Word for word, restate every line of the material.
* start Data provided *
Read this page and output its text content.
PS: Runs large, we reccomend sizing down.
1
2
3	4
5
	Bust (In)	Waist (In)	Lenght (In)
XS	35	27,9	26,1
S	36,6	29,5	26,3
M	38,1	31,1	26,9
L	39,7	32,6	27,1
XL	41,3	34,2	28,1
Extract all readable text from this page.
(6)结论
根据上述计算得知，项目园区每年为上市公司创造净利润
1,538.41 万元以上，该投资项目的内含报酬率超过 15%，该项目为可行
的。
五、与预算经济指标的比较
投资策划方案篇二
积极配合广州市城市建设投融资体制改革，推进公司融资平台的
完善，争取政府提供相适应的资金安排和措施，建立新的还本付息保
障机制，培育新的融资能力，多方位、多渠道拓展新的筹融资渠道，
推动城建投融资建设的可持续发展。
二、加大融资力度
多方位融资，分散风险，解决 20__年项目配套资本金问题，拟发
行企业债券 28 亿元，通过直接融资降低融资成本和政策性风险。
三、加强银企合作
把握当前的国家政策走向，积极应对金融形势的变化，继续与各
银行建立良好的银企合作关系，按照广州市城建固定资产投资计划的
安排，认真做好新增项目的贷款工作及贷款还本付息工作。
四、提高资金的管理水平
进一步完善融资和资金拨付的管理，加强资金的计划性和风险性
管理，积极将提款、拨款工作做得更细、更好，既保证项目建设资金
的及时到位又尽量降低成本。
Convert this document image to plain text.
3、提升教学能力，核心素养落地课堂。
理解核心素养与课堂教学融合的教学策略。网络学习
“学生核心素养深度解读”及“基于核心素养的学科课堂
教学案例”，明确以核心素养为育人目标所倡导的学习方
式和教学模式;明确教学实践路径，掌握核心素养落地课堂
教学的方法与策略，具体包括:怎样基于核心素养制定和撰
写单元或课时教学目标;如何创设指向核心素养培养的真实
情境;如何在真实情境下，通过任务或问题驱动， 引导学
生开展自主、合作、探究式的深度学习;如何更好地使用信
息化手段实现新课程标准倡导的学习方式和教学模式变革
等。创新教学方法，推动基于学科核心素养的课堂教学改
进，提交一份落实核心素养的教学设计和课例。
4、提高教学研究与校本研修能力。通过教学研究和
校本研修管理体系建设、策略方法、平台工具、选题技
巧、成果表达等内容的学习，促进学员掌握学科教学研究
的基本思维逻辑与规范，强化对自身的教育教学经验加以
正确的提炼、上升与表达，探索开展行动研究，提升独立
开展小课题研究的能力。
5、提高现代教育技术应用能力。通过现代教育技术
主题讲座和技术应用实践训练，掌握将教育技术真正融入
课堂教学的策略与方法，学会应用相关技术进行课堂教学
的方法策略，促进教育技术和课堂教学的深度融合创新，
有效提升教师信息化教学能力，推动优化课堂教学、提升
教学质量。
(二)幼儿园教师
* end Data provided *
Completed exercise →
Read this page and output its text content.
PS: Runs large, we reccomend sizing down.
1
2
3	4
5
	Bust (In)	Waist (In)	Lenght (In)
XS	35	27,9	26,1
S	36,6	29,5	26,3
M	38,1	31,1	26,9
L	39,7	32,6	27,1
XL	41,3	34,2	28,1
Extract all readable text from this page.
(6)结论
根据上述计算得知，项目园区每年为上市公司创造净利润
1,538.41 万元以上，该投资项目的内含报酬率超过 15%，该项目为可行
的。
五、与预算经济指标的比较
投资策划方案篇二
积极配合广州市城市建设投融资体制改革，推进公司融资平台的
完善，争取政府提供相适应的资金安排和措施，建立新的还本付息保
障机制，培育新的融资能力，多方位、多渠道拓展新的筹融资渠道，
推动城建投融资建设的可持续发展。
二、加大融资力度
多方位融资，分散风险，解决 20__年项目配套资本金问题，拟发
行企业债券 28 亿元，通过直接融资降低融资成本和政策性风险。
三、加强银企合作
把握当前的国家政策走向，积极应对金融形势的变化，继续与各
银行建立良好的银企合作关系，按照广州市城建固定资产投资计划的
安排，认真做好新增项目的贷款工作及贷款还本付息工作。
四、提高资金的管理水平
进一步完善融资和资金拨付的管理，加强资金的计划性和风险性
管理，积极将提款、拨款工作做得更细、更好，既保证项目建设资金
的及时到位又尽量降低成本。
Convert this document image to plain text.
3、提升教学能力，核心素养落地课堂。
理解核心素养与课堂教学融合的教学策略。网络学习
“学生核心素养深度解读”及“基于核心素养的学科课堂
教学案例”，明确以核心素养为育人目标所倡导的学习方
式和教学模式;明确教学实践路径，掌握核心素养落地课堂
教学的方法与策略，具体包括:怎样基于核心素养制定和撰
写单元或课时教学目标;如何创设指向核心素养培养的真实
情境;如何在真实情境下，通过任务或问题驱动， 引导学
生开展自主、合作、探究式的深度学习;如何更好地使用信
息化手段实现新课程标准倡导的学习方式和教学模式变革
等。创新教学方法，推动基于学科核心素养的课堂教学改
进，提交一份落实核心素养的教学设计和课例。
4、提高教学研究与校本研修能力。通过教学研究和
校本研修管理体系建设、策略方法、平台工具、选题技
巧、成果表达等内容的学习，促进学员掌握学科教学研究
的基本思维逻辑与规范，强化对自身的教育教学经验加以
正确的提炼、上升与表达，探索开展行动研究，提升独立
开展小课题研究的能力。
5、提高现代教育技术应用能力。通过现代教育技术
主题讲座和技术应用实践训练，掌握将教育技术真正融入
课堂教学的策略与方法，学会应用相关技术进行课堂教学
的方法策略，促进教育技术和课堂教学的深度融合创新，
有效提升教师信息化教学能力，推动优化课堂教学、提升
教学质量。
(二)幼儿园教师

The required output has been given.